_Aim_:
Can the data below be echoed back word for word?
Start of Records provided
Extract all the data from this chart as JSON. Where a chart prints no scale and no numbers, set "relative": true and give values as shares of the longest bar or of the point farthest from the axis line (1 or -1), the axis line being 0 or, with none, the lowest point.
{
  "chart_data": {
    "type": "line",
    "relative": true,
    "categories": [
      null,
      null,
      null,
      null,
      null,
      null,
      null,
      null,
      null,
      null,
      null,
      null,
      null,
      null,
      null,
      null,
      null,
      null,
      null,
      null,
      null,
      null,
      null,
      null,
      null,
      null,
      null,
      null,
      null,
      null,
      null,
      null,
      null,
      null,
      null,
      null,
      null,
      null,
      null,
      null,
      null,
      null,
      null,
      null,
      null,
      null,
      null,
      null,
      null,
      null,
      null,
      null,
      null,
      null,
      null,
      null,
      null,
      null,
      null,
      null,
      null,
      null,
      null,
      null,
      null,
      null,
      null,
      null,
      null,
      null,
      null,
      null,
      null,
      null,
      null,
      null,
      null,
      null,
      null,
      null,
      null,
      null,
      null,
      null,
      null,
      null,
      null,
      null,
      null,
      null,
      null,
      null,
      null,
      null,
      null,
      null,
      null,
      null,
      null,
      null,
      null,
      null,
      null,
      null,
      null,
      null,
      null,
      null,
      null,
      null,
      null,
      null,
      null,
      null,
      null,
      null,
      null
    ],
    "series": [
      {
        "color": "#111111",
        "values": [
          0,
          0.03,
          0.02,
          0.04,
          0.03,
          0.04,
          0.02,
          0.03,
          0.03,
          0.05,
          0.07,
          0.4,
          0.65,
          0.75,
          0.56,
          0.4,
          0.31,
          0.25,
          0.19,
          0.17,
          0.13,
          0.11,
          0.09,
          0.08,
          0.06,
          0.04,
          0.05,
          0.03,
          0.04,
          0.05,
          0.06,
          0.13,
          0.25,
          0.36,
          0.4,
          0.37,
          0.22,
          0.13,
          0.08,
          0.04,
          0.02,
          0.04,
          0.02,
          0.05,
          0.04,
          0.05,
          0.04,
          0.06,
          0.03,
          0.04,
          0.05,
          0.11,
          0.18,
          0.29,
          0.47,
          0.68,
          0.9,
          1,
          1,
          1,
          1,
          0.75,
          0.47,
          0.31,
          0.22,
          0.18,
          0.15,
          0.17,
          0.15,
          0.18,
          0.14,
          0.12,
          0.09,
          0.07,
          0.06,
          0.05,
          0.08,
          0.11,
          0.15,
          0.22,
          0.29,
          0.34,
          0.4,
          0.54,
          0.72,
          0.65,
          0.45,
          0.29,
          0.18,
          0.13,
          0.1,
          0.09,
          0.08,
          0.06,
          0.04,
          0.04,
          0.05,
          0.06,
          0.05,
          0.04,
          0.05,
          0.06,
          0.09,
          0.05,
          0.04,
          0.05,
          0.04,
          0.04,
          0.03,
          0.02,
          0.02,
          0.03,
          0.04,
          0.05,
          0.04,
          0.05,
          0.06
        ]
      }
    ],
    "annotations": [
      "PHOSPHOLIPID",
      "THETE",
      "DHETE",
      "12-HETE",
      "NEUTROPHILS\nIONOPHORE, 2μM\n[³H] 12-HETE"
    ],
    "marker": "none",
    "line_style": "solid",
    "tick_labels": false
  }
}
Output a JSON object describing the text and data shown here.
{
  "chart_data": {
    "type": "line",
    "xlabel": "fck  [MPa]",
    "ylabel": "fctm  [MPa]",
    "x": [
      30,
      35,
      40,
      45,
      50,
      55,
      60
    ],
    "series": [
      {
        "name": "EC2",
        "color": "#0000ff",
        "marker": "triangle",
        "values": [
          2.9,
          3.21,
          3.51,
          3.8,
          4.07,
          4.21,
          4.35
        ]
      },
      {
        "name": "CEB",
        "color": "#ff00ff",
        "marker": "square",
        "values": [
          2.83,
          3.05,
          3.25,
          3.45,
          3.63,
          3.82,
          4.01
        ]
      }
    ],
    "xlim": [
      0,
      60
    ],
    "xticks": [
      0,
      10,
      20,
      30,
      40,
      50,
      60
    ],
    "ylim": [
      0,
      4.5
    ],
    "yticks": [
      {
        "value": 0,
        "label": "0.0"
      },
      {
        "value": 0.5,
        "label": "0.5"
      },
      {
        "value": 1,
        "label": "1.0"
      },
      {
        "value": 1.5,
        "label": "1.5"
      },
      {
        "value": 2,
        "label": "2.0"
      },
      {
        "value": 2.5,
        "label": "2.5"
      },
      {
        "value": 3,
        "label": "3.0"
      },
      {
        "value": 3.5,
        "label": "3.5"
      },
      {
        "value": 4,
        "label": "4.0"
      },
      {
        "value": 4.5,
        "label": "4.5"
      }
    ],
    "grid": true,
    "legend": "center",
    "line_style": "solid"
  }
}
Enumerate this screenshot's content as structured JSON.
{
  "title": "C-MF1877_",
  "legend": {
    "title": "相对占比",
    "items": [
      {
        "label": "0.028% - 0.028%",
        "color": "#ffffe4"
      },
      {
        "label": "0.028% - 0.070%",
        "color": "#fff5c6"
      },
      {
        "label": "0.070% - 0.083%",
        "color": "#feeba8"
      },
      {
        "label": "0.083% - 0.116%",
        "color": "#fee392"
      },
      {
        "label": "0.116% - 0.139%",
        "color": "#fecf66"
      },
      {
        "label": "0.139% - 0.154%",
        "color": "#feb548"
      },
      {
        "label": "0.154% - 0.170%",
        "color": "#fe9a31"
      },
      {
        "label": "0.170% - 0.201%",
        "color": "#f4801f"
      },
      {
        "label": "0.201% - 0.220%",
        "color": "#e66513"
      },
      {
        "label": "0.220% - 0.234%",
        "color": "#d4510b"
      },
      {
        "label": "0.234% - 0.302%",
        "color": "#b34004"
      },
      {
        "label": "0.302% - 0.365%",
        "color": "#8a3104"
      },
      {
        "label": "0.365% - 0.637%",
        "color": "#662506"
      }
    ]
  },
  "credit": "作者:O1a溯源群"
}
End of Records provided
_Answer to the exercise_:
Extract all the data from this chart as JSON. Where a chart prints no scale and no numbers, set "relative": true and give values as shares of the longest bar or of the point farthest from the axis line (1 or -1), the axis line being 0 or, with none, the lowest point.
{
  "chart_data": {
    "type": "line",
    "relative": true,
    "categories": [
      null,
      null,
      null,
      null,
      null,
      null,
      null,
      null,
      null,
      null,
      null,
      null,
      null,
      null,
      null,
      null,
      null,
      null,
      null,
      null,
      null,
      null,
      null,
      null,
      null,
      null,
      null,
      null,
      null,
      null,
      null,
      null,
      null,
      null,
      null,
      null,
      null,
      null,
      null,
      null,
      null,
      null,
      null,
      null,
      null,
      null,
      null,
      null,
      null,
      null,
      null,
      null,
      null,
      null,
      null,
      null,
      null,
      null,
      null,
      null,
      null,
      null,
      null,
      null,
      null,
      null,
      null,
      null,
      null,
      null,
      null,
      null,
      null,
      null,
      null,
      null,
      null,
      null,
      null,
      null,
      null,
      null,
      null,
      null,
      null,
      null,
      null,
      null,
      null,
      null,
      null,
      null,
      null,
      null,
      null,
      null,
      null,
      null,
      null,
      null,
      null,
      null,
      null,
      null,
      null,
      null,
      null,
      null,
      null,
      null,
      null,
      null,
      null,
      null,
      null,
      null,
      null
    ],
    "series": [
      {
        "color": "#111111",
        "values": [
          0,
          0.03,
          0.02,
          0.04,
          0.03,
          0.04,
          0.02,
          0.03,
          0.03,
          0.05,
          0.07,
          0.4,
          0.65,
          0.75,
          0.56,
          0.4,
          0.31,
          0.25,
          0.19,
          0.17,
          0.13,
          0.11,
          0.09,
          0.08,
          0.06,
          0.04,
          0.05,
          0.03,
          0.04,
          0.05,
          0.06,
          0.13,
          0.25,
          0.36,
          0.4,
          0.37,
          0.22,
          0.13,
          0.08,
          0.04,
          0.02,
          0.04,
          0.02,
          0.05,
          0.04,
          0.05,
          0.04,
          0.06,
          0.03,
          0.04,
          0.05,
          0.11,
          0.18,
          0.29,
          0.47,
          0.68,
          0.9,
          1,
          1,
          1,
          1,
          0.75,
          0.47,
          0.31,
          0.22,
          0.18,
          0.15,
          0.17,
          0.15,
          0.18,
          0.14,
          0.12,
          0.09,
          0.07,
          0.06,
          0.05,
          0.08,
          0.11,
          0.15,
          0.22,
          0.29,
          0.34,
          0.4,
          0.54,
          0.72,
          0.65,
          0.45,
          0.29,
          0.18,
          0.13,
          0.1,
          0.09,
          0.08,
          0.06,
          0.04,
          0.04,
          0.05,
          0.06,
          0.05,
          0.04,
          0.05,
          0.06,
          0.09,
          0.05,
          0.04,
          0.05,
          0.04,
          0.04,
          0.03,
          0.02,
          0.02,
          0.03,
          0.04,
          0.05,
          0.04,
          0.05,
          0.06
        ]
      }
    ],
    "annotations": [
      "PHOSPHOLIPID",
      "THETE",
      "DHETE",
      "12-HETE",
      "NEUTROPHILS\nIONOPHORE, 2μM\n[³H] 12-HETE"
    ],
    "marker": "none",
    "line_style": "solid",
    "tick_labels": false
  }
}
Output a JSON object describing the text and data shown here.
{
  "chart_data": {
    "type": "line",
    "xlabel": "fck  [MPa]",
    "ylabel": "fctm  [MPa]",
    "x": [
      30,
      35,
      40,
      45,
      50,
      55,
      60
    ],
    "series": [
      {
        "name": "EC2",
        "color": "#0000ff",
        "marker": "triangle",
        "values": [
          2.9,
          3.21,
          3.51,
          3.8,
          4.07,
          4.21,
          4.35
        ]
      },
      {
        "name": "CEB",
        "color": "#ff00ff",
        "marker": "square",
        "values": [
          2.83,
          3.05,
          3.25,
          3.45,
          3.63,
          3.82,
          4.01
        ]
      }
    ],
    "xlim": [
      0,
      60
    ],
    "xticks": [
      0,
      10,
      20,
      30,
      40,
      50,
      60
    ],
    "ylim": [
      0,
      4.5
    ],
    "yticks": [
      {
        "value": 0,
        "label": "0.0"
      },
      {
        "value": 0.5,
        "label": "0.5"
      },
      {
        "value": 1,
        "label": "1.0"
      },
      {
        "value": 1.5,
        "label": "1.5"
      },
      {
        "value": 2,
        "label": "2.0"
      },
      {
        "value": 2.5,
        "label": "2.5"
      },
      {
        "value": 3,
        "label": "3.0"
      },
      {
        "value": 3.5,
        "label": "3.5"
      },
      {
        "value": 4,
        "label": "4.0"
      },
      {
        "value": 4.5,
        "label": "4.5"
      }
    ],
    "grid": true,
    "legend": "center",
    "line_style": "solid"
  }
}
Enumerate this screenshot's content as structured JSON.
{
  "title": "C-MF1877_",
  "legend": {
    "title": "相对占比",
    "items": [
      {
        "label": "0.028% - 0.028%",
        "color": "#ffffe4"
      },
      {
        "label": "0.028% - 0.070%",
        "color": "#fff5c6"
      },
      {
        "label": "0.070% - 0.083%",
        "color": "#feeba8"
      },
      {
        "label": "0.083% - 0.116%",
        "color": "#fee392"
      },
      {
        "label": "0.116% - 0.139%",
        "color": "#fecf66"
      },
      {
        "label": "0.139% - 0.154%",
        "color": "#feb548"
      },
      {
        "label": "0.154% - 0.170%",
        "color": "#fe9a31"
      },
      {
        "label": "0.170% - 0.201%",
        "color": "#f4801f"
      },
      {
        "label": "0.201% - 0.220%",
        "color": "#e66513"
      },
      {
        "label": "0.220% - 0.234%",
        "color": "#d4510b"
      },
      {
        "label": "0.234% - 0.302%",
        "color": "#b34004"
      },
      {
        "label": "0.302% - 0.365%",
        "color": "#8a3104"
      },
      {
        "label": "0.365% - 0.637%",
        "color": "#662506"
      }
    ]
  },
  "credit": "作者:O1a溯源群"
}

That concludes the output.